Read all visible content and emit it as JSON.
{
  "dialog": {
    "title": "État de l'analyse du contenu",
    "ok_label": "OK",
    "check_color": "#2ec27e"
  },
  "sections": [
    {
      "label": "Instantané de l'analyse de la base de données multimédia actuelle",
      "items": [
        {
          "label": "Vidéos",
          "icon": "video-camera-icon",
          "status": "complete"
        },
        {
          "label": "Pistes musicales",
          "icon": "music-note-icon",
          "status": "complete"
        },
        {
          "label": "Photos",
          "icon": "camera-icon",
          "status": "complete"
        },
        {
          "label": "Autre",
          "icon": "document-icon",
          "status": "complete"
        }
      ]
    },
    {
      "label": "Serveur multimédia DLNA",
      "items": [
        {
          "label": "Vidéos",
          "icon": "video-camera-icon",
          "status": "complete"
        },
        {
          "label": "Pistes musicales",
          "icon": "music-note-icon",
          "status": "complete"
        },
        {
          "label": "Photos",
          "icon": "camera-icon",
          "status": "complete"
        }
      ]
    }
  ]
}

************

*Stated exercise*: Copy each line of the data above without altering a single character.

*Response to this task*:
Read all visible content and emit it as JSON.
{
  "dialog": {
    "title": "État de l'analyse du contenu",
    "ok_label": "OK",
    "check_color": "#2ec27e"
  },
  "sections": [
    {
      "label": "Instantané de l'analyse de la base de données multimédia actuelle",
      "items": [
        {
          "label": "Vidéos",
          "icon": "video-camera-icon",
          "status": "complete"
        },
        {
          "label": "Pistes musicales",
          "icon": "music-note-icon",
          "status": "complete"
        },
        {
          "label": "Photos",
          "icon": "camera-icon",
          "status": "complete"
        },
        {
          "label": "Autre",
          "icon": "document-icon",
          "status": "complete"
        }
      ]
    },
    {
      "label": "Serveur multimédia DLNA",
      "items": [
        {
          "label": "Vidéos",
          "icon": "video-camera-icon",
          "status": "complete"
        },
        {
          "label": "Pistes musicales",
          "icon": "music-note-icon",
          "status": "complete"
        },
        {
          "label": "Photos",
          "icon": "camera-icon",
          "status": "complete"
        }
      ]
    }
  ]
}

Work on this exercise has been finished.